>>>
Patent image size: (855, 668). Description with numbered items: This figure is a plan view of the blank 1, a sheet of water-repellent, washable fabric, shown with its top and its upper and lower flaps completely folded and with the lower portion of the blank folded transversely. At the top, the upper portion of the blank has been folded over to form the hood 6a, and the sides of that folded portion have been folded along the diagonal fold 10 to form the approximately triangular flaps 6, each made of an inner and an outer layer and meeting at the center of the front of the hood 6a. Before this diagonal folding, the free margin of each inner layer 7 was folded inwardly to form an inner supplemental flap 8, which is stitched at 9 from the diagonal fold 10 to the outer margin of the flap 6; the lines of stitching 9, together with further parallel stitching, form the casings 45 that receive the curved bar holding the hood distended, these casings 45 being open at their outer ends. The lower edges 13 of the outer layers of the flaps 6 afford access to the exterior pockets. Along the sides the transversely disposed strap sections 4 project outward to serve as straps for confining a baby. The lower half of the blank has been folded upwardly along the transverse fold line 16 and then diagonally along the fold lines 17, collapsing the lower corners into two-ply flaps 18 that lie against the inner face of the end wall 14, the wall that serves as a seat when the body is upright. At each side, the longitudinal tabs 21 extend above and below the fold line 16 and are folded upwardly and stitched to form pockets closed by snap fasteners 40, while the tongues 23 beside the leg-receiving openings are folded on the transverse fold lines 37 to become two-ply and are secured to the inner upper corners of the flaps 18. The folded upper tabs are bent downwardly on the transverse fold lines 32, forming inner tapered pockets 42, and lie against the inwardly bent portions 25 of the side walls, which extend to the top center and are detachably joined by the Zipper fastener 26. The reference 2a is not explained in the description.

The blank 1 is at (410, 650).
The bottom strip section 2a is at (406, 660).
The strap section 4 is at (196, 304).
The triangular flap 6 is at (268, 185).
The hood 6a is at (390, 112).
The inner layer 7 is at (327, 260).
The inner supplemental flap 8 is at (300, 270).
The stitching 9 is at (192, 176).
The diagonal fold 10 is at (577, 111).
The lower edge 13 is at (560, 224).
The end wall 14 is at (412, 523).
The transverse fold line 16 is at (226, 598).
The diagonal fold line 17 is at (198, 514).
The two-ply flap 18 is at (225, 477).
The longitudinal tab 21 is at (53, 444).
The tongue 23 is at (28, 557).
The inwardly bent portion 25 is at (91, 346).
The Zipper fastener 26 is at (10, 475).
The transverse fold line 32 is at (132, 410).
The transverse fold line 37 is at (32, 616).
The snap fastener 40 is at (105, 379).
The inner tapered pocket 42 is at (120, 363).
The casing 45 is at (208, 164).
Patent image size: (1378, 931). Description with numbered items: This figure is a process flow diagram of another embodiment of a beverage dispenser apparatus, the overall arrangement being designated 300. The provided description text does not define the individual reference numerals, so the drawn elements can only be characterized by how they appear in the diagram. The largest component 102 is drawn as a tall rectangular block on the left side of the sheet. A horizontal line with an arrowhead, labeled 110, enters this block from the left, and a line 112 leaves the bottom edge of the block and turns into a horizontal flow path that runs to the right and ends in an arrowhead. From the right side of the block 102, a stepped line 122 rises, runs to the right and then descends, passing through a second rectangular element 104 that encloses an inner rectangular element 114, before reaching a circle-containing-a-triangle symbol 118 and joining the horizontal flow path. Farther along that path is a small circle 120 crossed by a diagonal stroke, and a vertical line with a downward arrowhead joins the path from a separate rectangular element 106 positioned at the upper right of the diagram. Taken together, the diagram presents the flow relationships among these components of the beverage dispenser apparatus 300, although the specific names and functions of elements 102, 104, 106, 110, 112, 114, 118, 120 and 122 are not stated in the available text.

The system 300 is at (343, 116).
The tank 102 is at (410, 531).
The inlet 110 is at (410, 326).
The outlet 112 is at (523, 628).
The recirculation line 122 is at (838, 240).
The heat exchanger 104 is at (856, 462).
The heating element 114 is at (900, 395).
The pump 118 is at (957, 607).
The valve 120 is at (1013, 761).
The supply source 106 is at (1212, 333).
<<<
Task directions: Can you set down, word for word, every line from the one holding "Patent image size: (1378, 931)." through the last of the items above, both ends included?

Solution:
Patent image size: (1378, 931). Description with numbered items: This figure is a process flow diagram of another embodiment of a beverage dispenser apparatus, the overall arrangement being designated 300. The provided description text does not define the individual reference numerals, so the drawn elements can only be characterized by how they appear in the diagram. The largest component 102 is drawn as a tall rectangular block on the left side of the sheet. A horizontal line with an arrowhead, labeled 110, enters this block from the left, and a line 112 leaves the bottom edge of the block and turns into a horizontal flow path that runs to the right and ends in an arrowhead. From the right side of the block 102, a stepped line 122 rises, runs to the right and then descends, passing through a second rectangular element 104 that encloses an inner rectangular element 114, before reaching a circle-containing-a-triangle symbol 118 and joining the horizontal flow path. Farther along that path is a small circle 120 crossed by a diagonal stroke, and a vertical line with a downward arrowhead joins the path from a separate rectangular element 106 positioned at the upper right of the diagram. Taken together, the diagram presents the flow relationships among these components of the beverage dispenser apparatus 300, although the specific names and functions of elements 102, 104, 106, 110, 112, 114, 118, 120 and 122 are not stated in the available text.

The system 300 is at (343, 116).
The tank 102 is at (410, 531).
The inlet 110 is at (410, 326).
The outlet 112 is at (523, 628).
The recirculation line 122 is at (838, 240).
The heat exchanger 104 is at (856, 462).
The heating element 114 is at (900, 395).
The pump 118 is at (957, 607).
The valve 120 is at (1013, 761).
The supply source 106 is at (1212, 333).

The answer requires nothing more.